(Lines of data)
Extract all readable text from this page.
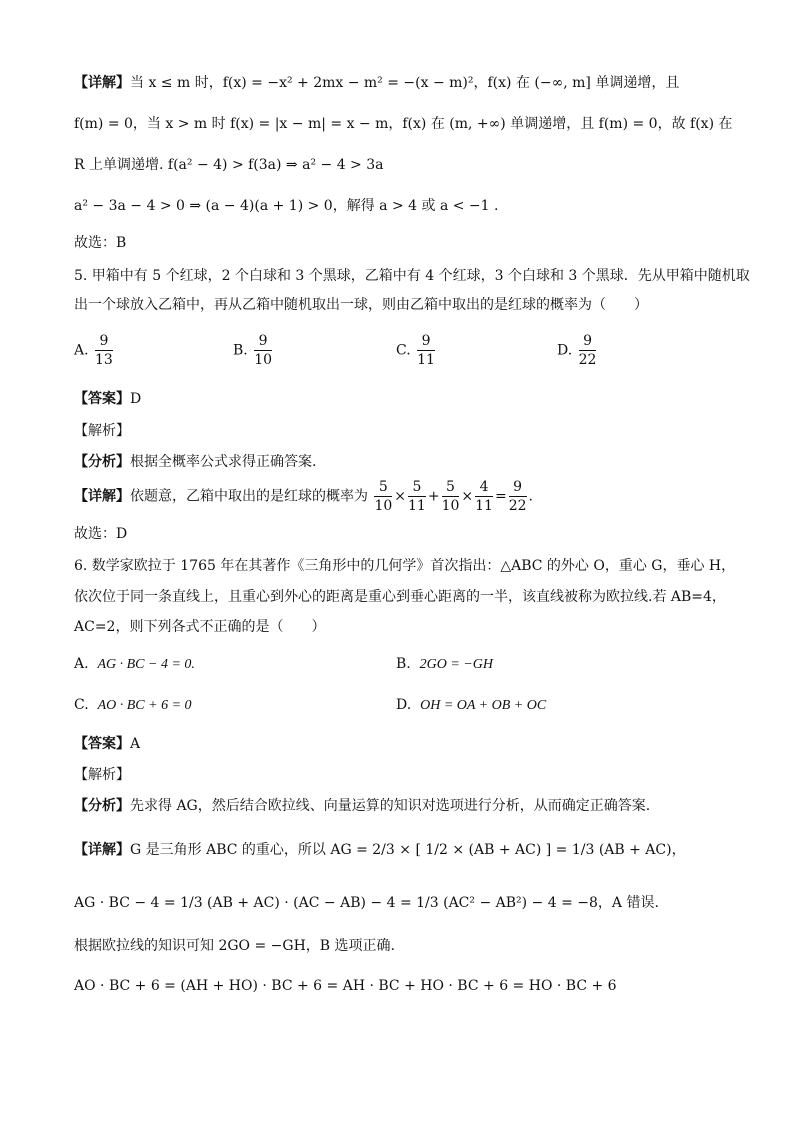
【详解】当 x ≤ m 时，f(x) = −x² + 2mx − m² = −(x − m)²，f(x) 在 (−∞, m] 单调递增，且
f(m) = 0，当 x > m 时 f(x) = |x − m| = x − m，f(x) 在 (m, +∞) 单调递增，且 f(m) = 0，故 f(x) 在
R 上单调递增. f(a² − 4) > f(3a) ⇒ a² − 4 > 3a
a² − 3a − 4 > 0 ⇒ (a − 4)(a + 1) > 0，解得 a > 4 或 a < −1 .
故选：B
5. 甲箱中有 5 个红球，2 个白球和 3 个黑球，乙箱中有 4 个红球，3 个白球和 3 个黑球．先从甲箱中随机取
出一个球放入乙箱中，再从乙箱中随机取出一球，则由乙箱中取出的是红球的概率为（　　）
A. $\frac{9}{13}$	B. $\frac{9}{10}$	C. $\frac{9}{11}$	D. $\frac{9}{22}$
【答案】D
【解析】
【分析】根据全概率公式求得正确答案.
【详解】依题意，乙箱中取出的是红球的概率为 $\frac{5}{10} \times \frac{5}{11} + \frac{5}{10} \times \frac{4}{11} = \frac{9}{22}$ .
故选：D
6. 数学家欧拉于 1765 年在其著作《三角形中的几何学》首次指出：△ABC 的外心 O，重心 G，垂心 H，
依次位于同一条直线上，且重心到外心的距离是重心到垂心距离的一半，该直线被称为欧拉线.若 AB=4，
AC=2，则下列各式不正确的是（　　）
A. AG · BC − 4 = 0.	B. 2GO = −GH
C. AO · BC + 6 = 0	D. OH = OA + OB + OC
【答案】A
【解析】
【分析】先求得 AG，然后结合欧拉线、向量运算的知识对选项进行分析，从而确定正确答案.
【详解】G 是三角形 ABC 的重心，所以 AG = 2/3 × [ 1/2 × (AB + AC) ] = 1/3 (AB + AC)，
AG · BC − 4 = 1/3 (AB + AC) · (AC − AB) − 4 = 1/3 (AC² − AB²) − 4 = −8，A 错误.
根据欧拉线的知识可知 2GO = −GH，B 选项正确.
AO · BC + 6 = (AH + HO) · BC + 6 = AH · BC + HO · BC + 6 = HO · BC + 6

TASK DETAILS
Find the lines with the string "frac" and reproduce them.

THE REPLY
A. $\frac{9}{13}$	B. $\frac{9}{10}$	C. $\frac{9}{11}$	D. $\frac{9}{22}$
【详解】依题意，乙箱中取出的是红球的概率为 $\frac{5}{10} \times \frac{5}{11} + \frac{5}{10} \times \frac{4}{11} = \frac{9}{22}$ .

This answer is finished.